- _AIM OF THE TASK_:
Check the listing below for lines with the word "recurrence" and say how many there are, with nothing but the number.

- _DATA SHOWN_:

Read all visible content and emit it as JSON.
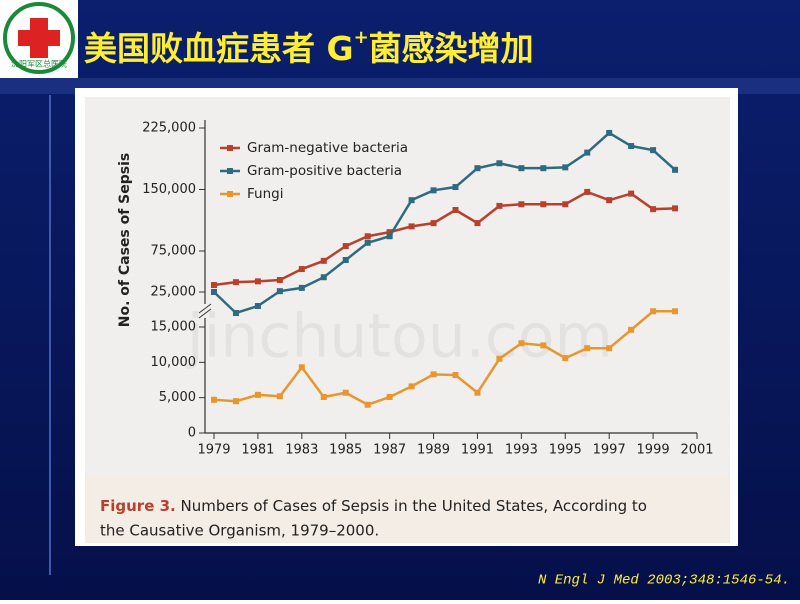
{
  "slide": {
    "title_main": "美国败血症患者 G",
    "title_sup": "+",
    "title_end": "菌感染增加",
    "logo_text": "沈阳军区总医院",
    "citation": "N Engl J Med 2003;348:1546-54.",
    "watermark": "jinchutou.com"
  },
  "chart_data": {
    "type": "line",
    "y_label": "No. of Cases of Sepsis",
    "caption_bold": "Figure 3.",
    "caption_line1": "Numbers of Cases of Sepsis in the United States, According to",
    "caption_line2": "the Causative Organism, 1979–2000.",
    "x": [
      1979,
      1980,
      1981,
      1982,
      1983,
      1984,
      1985,
      1986,
      1987,
      1988,
      1989,
      1990,
      1991,
      1992,
      1993,
      1994,
      1995,
      1996,
      1997,
      1998,
      1999,
      2000
    ],
    "xlim": [
      1979,
      2001
    ],
    "xticks": [
      1979,
      1981,
      1983,
      1985,
      1987,
      1989,
      1991,
      1993,
      1995,
      1997,
      1999,
      2001
    ],
    "ylim": [
      0,
      225000
    ],
    "y_break": [
      15000,
      25000
    ],
    "yticks": [
      {
        "value": 0,
        "label": "0"
      },
      {
        "value": 5000,
        "label": "5,000"
      },
      {
        "value": 10000,
        "label": "10,000"
      },
      {
        "value": 15000,
        "label": "15,000"
      },
      {
        "value": 25000,
        "label": "25,000"
      },
      {
        "value": 75000,
        "label": "75,000"
      },
      {
        "value": 150000,
        "label": "150,000"
      },
      {
        "value": 225000,
        "label": "225,000"
      }
    ],
    "legend": "upper left",
    "series": [
      {
        "name": "Gram-negative bacteria",
        "color": "#b8412e",
        "values": [
          33500,
          37000,
          38000,
          39600,
          53000,
          63000,
          81000,
          93000,
          98000,
          105000,
          109000,
          125000,
          109000,
          130000,
          132000,
          132000,
          132000,
          147000,
          137000,
          145000,
          126000,
          127000
        ]
      },
      {
        "name": "Gram-positive bacteria",
        "color": "#2e6b80",
        "values": [
          25000,
          19000,
          21000,
          26000,
          30000,
          43000,
          64000,
          85000,
          93000,
          137000,
          149000,
          153000,
          176000,
          182000,
          176000,
          176000,
          177000,
          195000,
          219000,
          203000,
          198000,
          174000
        ]
      },
      {
        "name": "Fungi",
        "color": "#e8962e",
        "values": [
          4700,
          4500,
          5400,
          5200,
          9300,
          5100,
          5700,
          4000,
          5100,
          6600,
          8300,
          8200,
          5700,
          10500,
          12700,
          12400,
          10600,
          12000,
          12000,
          14600,
          19500,
          19500
        ]
      }
    ]
  }
}
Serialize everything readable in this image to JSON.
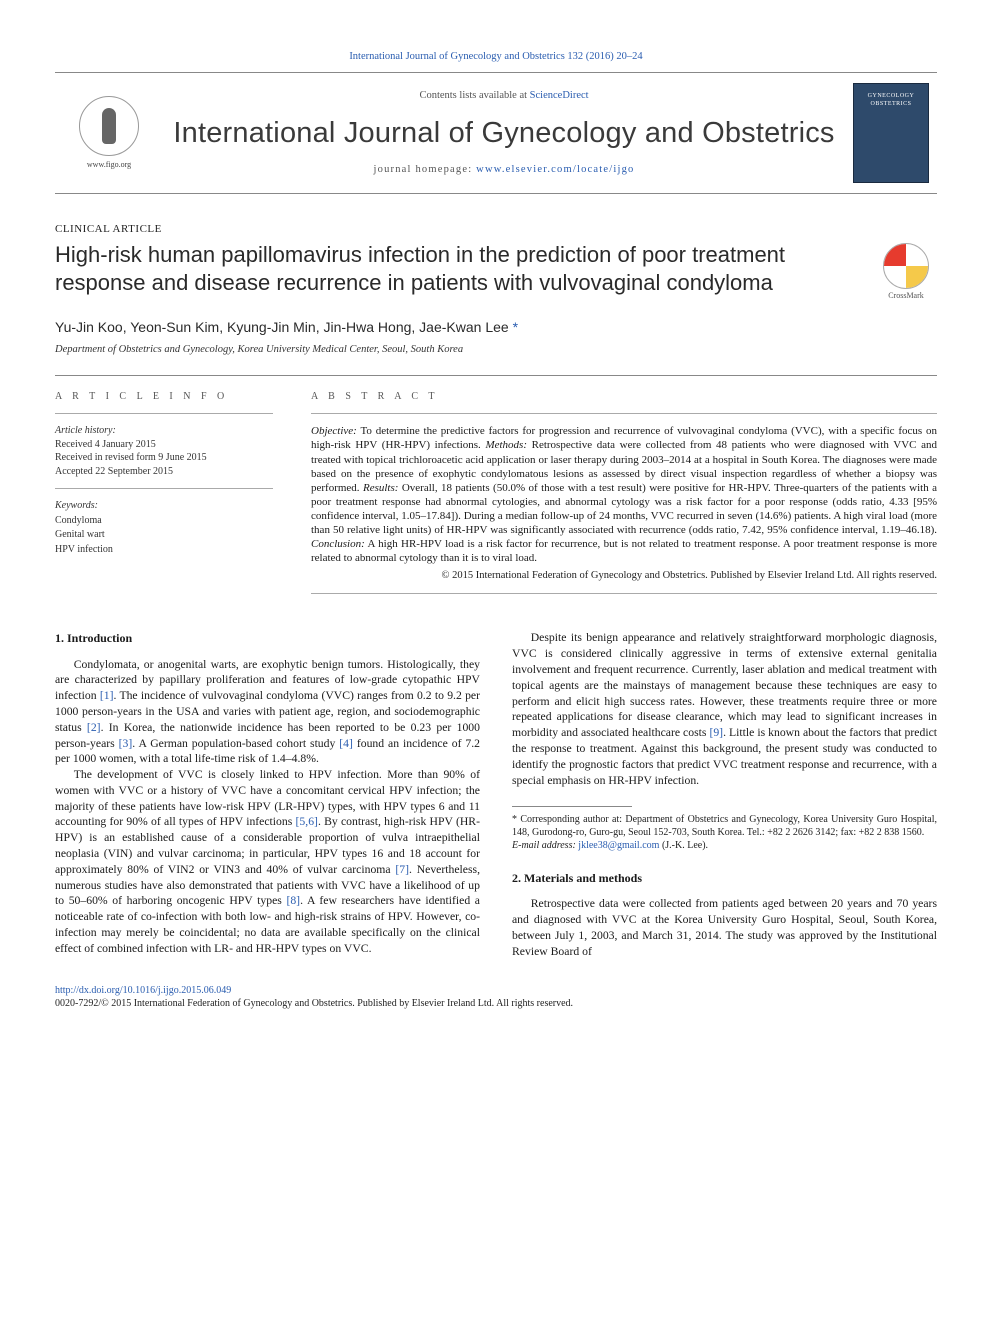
{
  "header": {
    "topline_journal": "International Journal of Gynecology and Obstetrics 132 (2016) 20–24",
    "contents_prefix": "Contents lists available at ",
    "contents_link": "ScienceDirect",
    "journal_name": "International Journal of Gynecology and Obstetrics",
    "homepage_label": "journal homepage: ",
    "homepage_url": "www.elsevier.com/locate/ijgo",
    "figo_url": "www.figo.org",
    "cover_label": "GYNECOLOGY OBSTETRICS"
  },
  "article": {
    "type": "CLINICAL ARTICLE",
    "title": "High-risk human papillomavirus infection in the prediction of poor treatment response and disease recurrence in patients with vulvovaginal condyloma",
    "crossmark": "CrossMark",
    "authors": "Yu-Jin Koo, Yeon-Sun Kim, Kyung-Jin Min, Jin-Hwa Hong, Jae-Kwan Lee ",
    "corr_mark": "*",
    "affiliation": "Department of Obstetrics and Gynecology, Korea University Medical Center, Seoul, South Korea"
  },
  "info": {
    "heading": "A R T I C L E   I N F O",
    "history_label": "Article history:",
    "received": "Received 4 January 2015",
    "revised": "Received in revised form 9 June 2015",
    "accepted": "Accepted 22 September 2015",
    "keywords_label": "Keywords:",
    "keywords": [
      "Condyloma",
      "Genital wart",
      "HPV infection"
    ]
  },
  "abstract": {
    "heading": "A B S T R A C T",
    "objective_label": "Objective:",
    "objective": " To determine the predictive factors for progression and recurrence of vulvovaginal condyloma (VVC), with a specific focus on high-risk HPV (HR-HPV) infections. ",
    "methods_label": "Methods:",
    "methods": " Retrospective data were collected from 48 patients who were diagnosed with VVC and treated with topical trichloroacetic acid application or laser therapy during 2003–2014 at a hospital in South Korea. The diagnoses were made based on the presence of exophytic condylomatous lesions as assessed by direct visual inspection regardless of whether a biopsy was performed. ",
    "results_label": "Results:",
    "results": " Overall, 18 patients (50.0% of those with a test result) were positive for HR-HPV. Three-quarters of the patients with a poor treatment response had abnormal cytologies, and abnormal cytology was a risk factor for a poor response (odds ratio, 4.33 [95% confidence interval, 1.05–17.84]). During a median follow-up of 24 months, VVC recurred in seven (14.6%) patients. A high viral load (more than 50 relative light units) of HR-HPV was significantly associated with recurrence (odds ratio, 7.42, 95% confidence interval, 1.19–46.18). ",
    "conclusion_label": "Conclusion:",
    "conclusion": " A high HR-HPV load is a risk factor for recurrence, but is not related to treatment response. A poor treatment response is more related to abnormal cytology than it is to viral load.",
    "copyright": "© 2015 International Federation of Gynecology and Obstetrics. Published by Elsevier Ireland Ltd. All rights reserved."
  },
  "sections": {
    "intro_heading": "1. Introduction",
    "intro_p1a": "Condylomata, or anogenital warts, are exophytic benign tumors. Histologically, they are characterized by papillary proliferation and features of low-grade cytopathic HPV infection ",
    "ref1": "[1]",
    "intro_p1b": ". The incidence of vulvovaginal condyloma (VVC) ranges from 0.2 to 9.2 per 1000 person-years in the USA and varies with patient age, region, and sociodemographic status ",
    "ref2": "[2]",
    "intro_p1c": ". In Korea, the nationwide incidence has been reported to be 0.23 per 1000 person-years ",
    "ref3": "[3]",
    "intro_p1d": ". A German population-based cohort study ",
    "ref4": "[4]",
    "intro_p1e": " found an incidence of 7.2 per 1000 women, with a total life-time risk of 1.4–4.8%.",
    "intro_p2a": "The development of VVC is closely linked to HPV infection. More than 90% of women with VVC or a history of VVC have a concomitant cervical HPV infection; the majority of these patients have low-risk HPV (LR-HPV) types, with HPV types 6 and 11 accounting for 90% of all types of HPV infections ",
    "ref56": "[5,6]",
    "intro_p2b": ". By contrast, high-risk HPV (HR-HPV) is an established cause of a considerable proportion of vulva intraepithelial neoplasia (VIN) and vulvar carcinoma; in particular, HPV types 16 and 18 account for approximately 80% of VIN2 or VIN3 and 40% of vulvar carcinoma ",
    "ref7": "[7]",
    "intro_p2c": ". Nevertheless, numerous studies have also demonstrated that patients with VVC have a likelihood of up to 50–60% of harboring oncogenic HPV types ",
    "ref8": "[8]",
    "intro_p2d": ". A few researchers have identified a noticeable rate of co-infection with both low- and high-risk strains of HPV. However, co-infection may merely be coincidental; no data are available specifically on the clinical effect of combined infection with LR- and HR-HPV types on VVC.",
    "intro_p3a": "Despite its benign appearance and relatively straightforward morphologic diagnosis, VVC is considered clinically aggressive in terms of extensive external genitalia involvement and frequent recurrence. Currently, laser ablation and medical treatment with topical agents are the mainstays of management because these techniques are easy to perform and elicit high success rates. However, these treatments require three or more repeated applications for disease clearance, which may lead to significant increases in morbidity and associated healthcare costs ",
    "ref9": "[9]",
    "intro_p3b": ". Little is known about the factors that predict the response to treatment. Against this background, the present study was conducted to identify the prognostic factors that predict VVC treatment response and recurrence, with a special emphasis on HR-HPV infection.",
    "methods_heading": "2. Materials and methods",
    "methods_p1": "Retrospective data were collected from patients aged between 20 years and 70 years and diagnosed with VVC at the Korea University Guro Hospital, Seoul, South Korea, between July 1, 2003, and March 31, 2014. The study was approved by the Institutional Review Board of"
  },
  "footnotes": {
    "corr": "* Corresponding author at: Department of Obstetrics and Gynecology, Korea University Guro Hospital, 148, Gurodong-ro, Guro-gu, Seoul 152-703, South Korea. Tel.: +82 2 2626 3142; fax: +82 2 838 1560.",
    "email_label": "E-mail address:",
    "email": "jklee38@gmail.com",
    "email_attr": " (J.-K. Lee)."
  },
  "footer": {
    "doi": "http://dx.doi.org/10.1016/j.ijgo.2015.06.049",
    "issn_line": "0020-7292/© 2015 International Federation of Gynecology and Obstetrics. Published by Elsevier Ireland Ltd. All rights reserved."
  },
  "colors": {
    "link": "#2a5db0",
    "text": "#1a1a1a",
    "rule": "#888888",
    "cover_bg": "#2e4a6b"
  },
  "fonts": {
    "journal_name_pt": 29,
    "title_pt": 22,
    "authors_pt": 14,
    "body_pt": 11.7,
    "abstract_pt": 11,
    "meta_pt": 10,
    "footnote_pt": 10
  }
}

- _EXERCISE RESPONSE_:
6